The problem ▸
The material below should be written out in full and exactly; pictures stay out of the copy.

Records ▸
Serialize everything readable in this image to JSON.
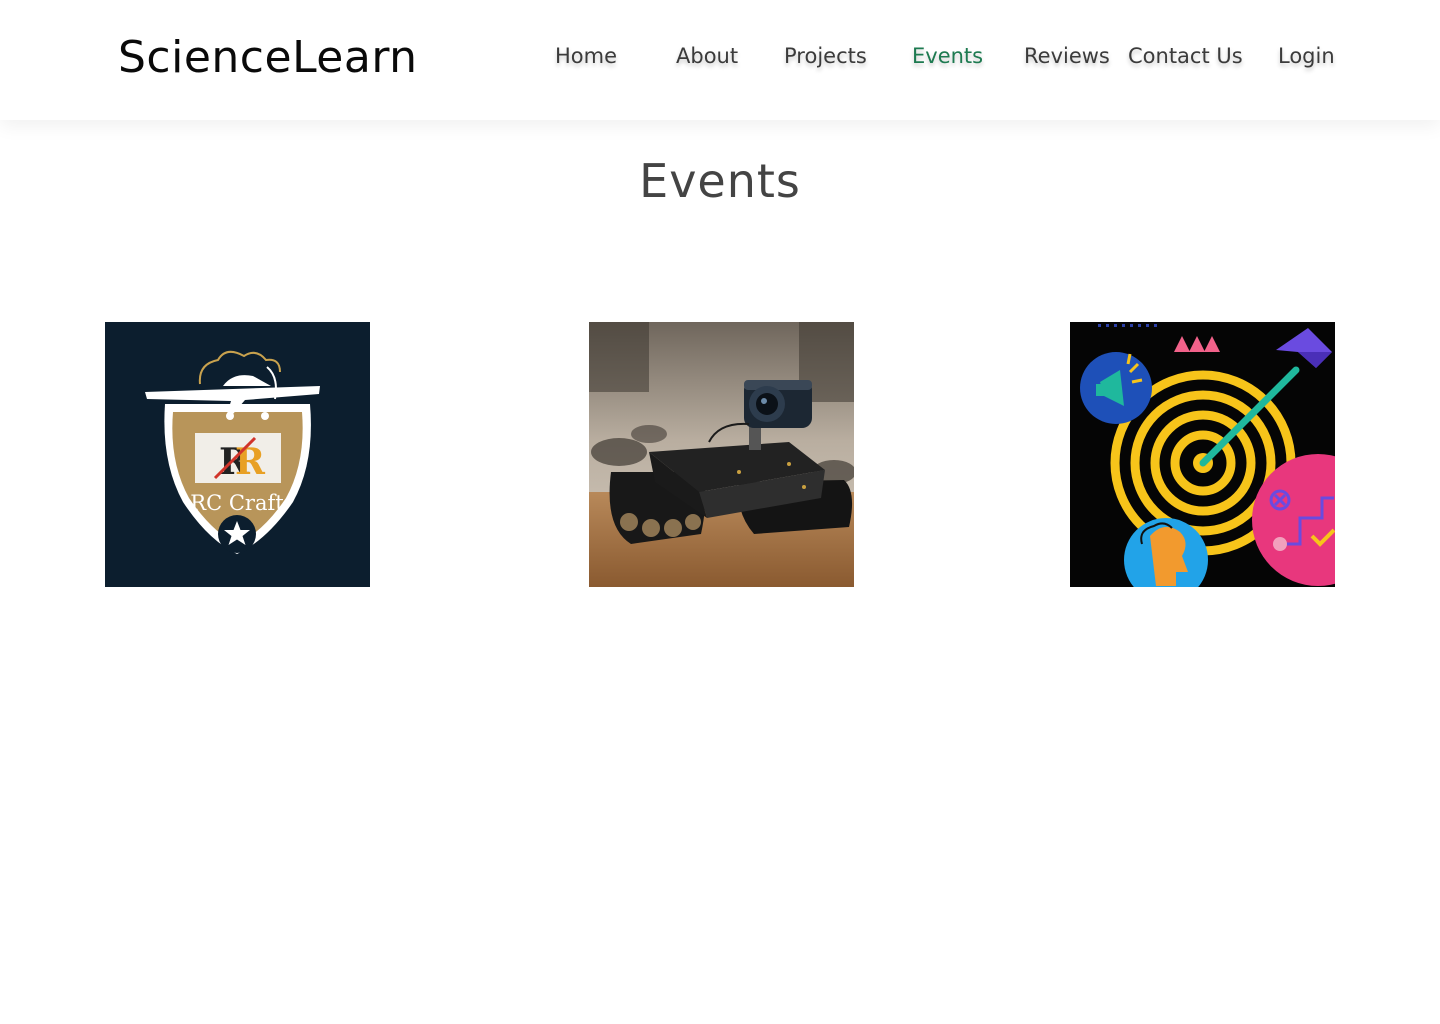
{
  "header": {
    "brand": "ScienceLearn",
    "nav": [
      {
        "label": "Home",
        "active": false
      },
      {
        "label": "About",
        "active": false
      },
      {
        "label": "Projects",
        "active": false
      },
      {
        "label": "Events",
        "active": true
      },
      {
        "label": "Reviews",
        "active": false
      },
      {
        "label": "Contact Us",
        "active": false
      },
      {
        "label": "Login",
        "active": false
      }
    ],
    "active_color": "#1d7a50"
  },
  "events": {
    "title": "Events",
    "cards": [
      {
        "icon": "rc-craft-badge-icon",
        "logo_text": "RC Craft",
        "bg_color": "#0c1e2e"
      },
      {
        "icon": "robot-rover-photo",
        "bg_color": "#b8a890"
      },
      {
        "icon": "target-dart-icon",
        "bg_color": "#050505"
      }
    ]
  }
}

Task answer ▸
Serialize everything readable in this image to JSON.
{
  "header": {
    "brand": "ScienceLearn",
    "nav": [
      {
        "label": "Home",
        "active": false
      },
      {
        "label": "About",
        "active": false
      },
      {
        "label": "Projects",
        "active": false
      },
      {
        "label": "Events",
        "active": true
      },
      {
        "label": "Reviews",
        "active": false
      },
      {
        "label": "Contact Us",
        "active": false
      },
      {
        "label": "Login",
        "active": false
      }
    ],
    "active_color": "#1d7a50"
  },
  "events": {
    "title": "Events",
    "cards": [
      {
        "icon": "rc-craft-badge-icon",
        "logo_text": "RC Craft",
        "bg_color": "#0c1e2e"
      },
      {
        "icon": "robot-rover-photo",
        "bg_color": "#b8a890"
      },
      {
        "icon": "target-dart-icon",
        "bg_color": "#050505"
      }
    ]
  }
}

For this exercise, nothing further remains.